What is being asked -
Return the listing below in full, with every line exactly as it is.

Dataset listings of figures -
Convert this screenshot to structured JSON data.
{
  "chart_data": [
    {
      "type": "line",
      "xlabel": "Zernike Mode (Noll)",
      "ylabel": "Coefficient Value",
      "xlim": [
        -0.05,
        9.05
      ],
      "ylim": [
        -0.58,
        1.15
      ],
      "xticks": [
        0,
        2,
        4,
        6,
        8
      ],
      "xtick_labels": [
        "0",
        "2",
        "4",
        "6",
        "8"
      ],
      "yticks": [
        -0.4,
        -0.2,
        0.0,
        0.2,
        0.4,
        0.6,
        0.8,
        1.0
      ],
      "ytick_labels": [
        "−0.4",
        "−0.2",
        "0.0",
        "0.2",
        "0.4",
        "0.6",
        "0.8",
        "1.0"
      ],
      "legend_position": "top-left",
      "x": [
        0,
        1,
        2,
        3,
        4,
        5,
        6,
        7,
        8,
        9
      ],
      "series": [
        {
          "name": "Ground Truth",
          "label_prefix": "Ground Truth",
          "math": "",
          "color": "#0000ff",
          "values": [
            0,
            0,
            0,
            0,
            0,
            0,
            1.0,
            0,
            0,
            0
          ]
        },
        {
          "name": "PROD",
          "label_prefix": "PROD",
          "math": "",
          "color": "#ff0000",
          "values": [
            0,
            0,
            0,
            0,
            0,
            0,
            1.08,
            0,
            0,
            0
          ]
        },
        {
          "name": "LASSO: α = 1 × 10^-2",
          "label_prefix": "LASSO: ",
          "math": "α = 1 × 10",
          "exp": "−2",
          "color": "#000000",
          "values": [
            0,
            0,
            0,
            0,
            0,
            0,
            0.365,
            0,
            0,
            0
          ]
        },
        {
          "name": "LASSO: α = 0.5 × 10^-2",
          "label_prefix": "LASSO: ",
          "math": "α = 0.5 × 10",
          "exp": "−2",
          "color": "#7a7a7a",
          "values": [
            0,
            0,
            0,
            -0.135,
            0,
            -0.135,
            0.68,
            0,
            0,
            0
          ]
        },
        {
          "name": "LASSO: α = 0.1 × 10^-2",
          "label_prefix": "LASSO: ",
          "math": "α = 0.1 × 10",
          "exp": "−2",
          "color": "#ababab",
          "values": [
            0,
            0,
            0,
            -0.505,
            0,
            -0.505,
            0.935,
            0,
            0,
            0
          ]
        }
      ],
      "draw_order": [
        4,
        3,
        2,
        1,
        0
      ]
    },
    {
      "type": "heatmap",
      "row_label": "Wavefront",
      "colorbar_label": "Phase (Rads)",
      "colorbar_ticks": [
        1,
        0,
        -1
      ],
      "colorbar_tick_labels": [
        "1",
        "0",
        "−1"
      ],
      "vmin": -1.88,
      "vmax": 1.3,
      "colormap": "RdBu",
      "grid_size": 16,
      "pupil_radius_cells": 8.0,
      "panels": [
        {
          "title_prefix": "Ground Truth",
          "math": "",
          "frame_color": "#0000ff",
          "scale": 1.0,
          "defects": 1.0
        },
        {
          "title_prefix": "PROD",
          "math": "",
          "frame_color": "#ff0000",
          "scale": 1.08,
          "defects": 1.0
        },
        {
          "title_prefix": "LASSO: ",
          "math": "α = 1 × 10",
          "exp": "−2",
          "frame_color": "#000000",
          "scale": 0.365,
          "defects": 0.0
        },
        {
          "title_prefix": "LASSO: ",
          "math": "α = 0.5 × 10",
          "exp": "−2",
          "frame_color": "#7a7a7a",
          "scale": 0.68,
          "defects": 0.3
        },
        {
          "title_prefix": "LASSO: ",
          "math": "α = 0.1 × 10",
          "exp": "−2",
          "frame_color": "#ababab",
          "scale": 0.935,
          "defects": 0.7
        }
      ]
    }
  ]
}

Result of this exercise -
Convert this screenshot to structured JSON data.
{
  "chart_data": [
    {
      "type": "line",
      "xlabel": "Zernike Mode (Noll)",
      "ylabel": "Coefficient Value",
      "xlim": [
        -0.05,
        9.05
      ],
      "ylim": [
        -0.58,
        1.15
      ],
      "xticks": [
        0,
        2,
        4,
        6,
        8
      ],
      "xtick_labels": [
        "0",
        "2",
        "4",
        "6",
        "8"
      ],
      "yticks": [
        -0.4,
        -0.2,
        0.0,
        0.2,
        0.4,
        0.6,
        0.8,
        1.0
      ],
      "ytick_labels": [
        "−0.4",
        "−0.2",
        "0.0",
        "0.2",
        "0.4",
        "0.6",
        "0.8",
        "1.0"
      ],
      "legend_position": "top-left",
      "x": [
        0,
        1,
        2,
        3,
        4,
        5,
        6,
        7,
        8,
        9
      ],
      "series": [
        {
          "name": "Ground Truth",
          "label_prefix": "Ground Truth",
          "math": "",
          "color": "#0000ff",
          "values": [
            0,
            0,
            0,
            0,
            0,
            0,
            1.0,
            0,
            0,
            0
          ]
        },
        {
          "name": "PROD",
          "label_prefix": "PROD",
          "math": "",
          "color": "#ff0000",
          "values": [
            0,
            0,
            0,
            0,
            0,
            0,
            1.08,
            0,
            0,
            0
          ]
        },
        {
          "name": "LASSO: α = 1 × 10^-2",
          "label_prefix": "LASSO: ",
          "math": "α = 1 × 10",
          "exp": "−2",
          "color": "#000000",
          "values": [
            0,
            0,
            0,
            0,
            0,
            0,
            0.365,
            0,
            0,
            0
          ]
        },
        {
          "name": "LASSO: α = 0.5 × 10^-2",
          "label_prefix": "LASSO: ",
          "math": "α = 0.5 × 10",
          "exp": "−2",
          "color": "#7a7a7a",
          "values": [
            0,
            0,
            0,
            -0.135,
            0,
            -0.135,
            0.68,
            0,
            0,
            0
          ]
        },
        {
          "name": "LASSO: α = 0.1 × 10^-2",
          "label_prefix": "LASSO: ",
          "math": "α = 0.1 × 10",
          "exp": "−2",
          "color": "#ababab",
          "values": [
            0,
            0,
            0,
            -0.505,
            0,
            -0.505,
            0.935,
            0,
            0,
            0
          ]
        }
      ],
      "draw_order": [
        4,
        3,
        2,
        1,
        0
      ]
    },
    {
      "type": "heatmap",
      "row_label": "Wavefront",
      "colorbar_label": "Phase (Rads)",
      "colorbar_ticks": [
        1,
        0,
        -1
      ],
      "colorbar_tick_labels": [
        "1",
        "0",
        "−1"
      ],
      "vmin": -1.88,
      "vmax": 1.3,
      "colormap": "RdBu",
      "grid_size": 16,
      "pupil_radius_cells": 8.0,
      "panels": [
        {
          "title_prefix": "Ground Truth",
          "math": "",
          "frame_color": "#0000ff",
          "scale": 1.0,
          "defects": 1.0
        },
        {
          "title_prefix": "PROD",
          "math": "",
          "frame_color": "#ff0000",
          "scale": 1.08,
          "defects": 1.0
        },
        {
          "title_prefix": "LASSO: ",
          "math": "α = 1 × 10",
          "exp": "−2",
          "frame_color": "#000000",
          "scale": 0.365,
          "defects": 0.0
        },
        {
          "title_prefix": "LASSO: ",
          "math": "α = 0.5 × 10",
          "exp": "−2",
          "frame_color": "#7a7a7a",
          "scale": 0.68,
          "defects": 0.3
        },
        {
          "title_prefix": "LASSO: ",
          "math": "α = 0.1 × 10",
          "exp": "−2",
          "frame_color": "#ababab",
          "scale": 0.935,
          "defects": 0.7
        }
      ]
    }
  ]
}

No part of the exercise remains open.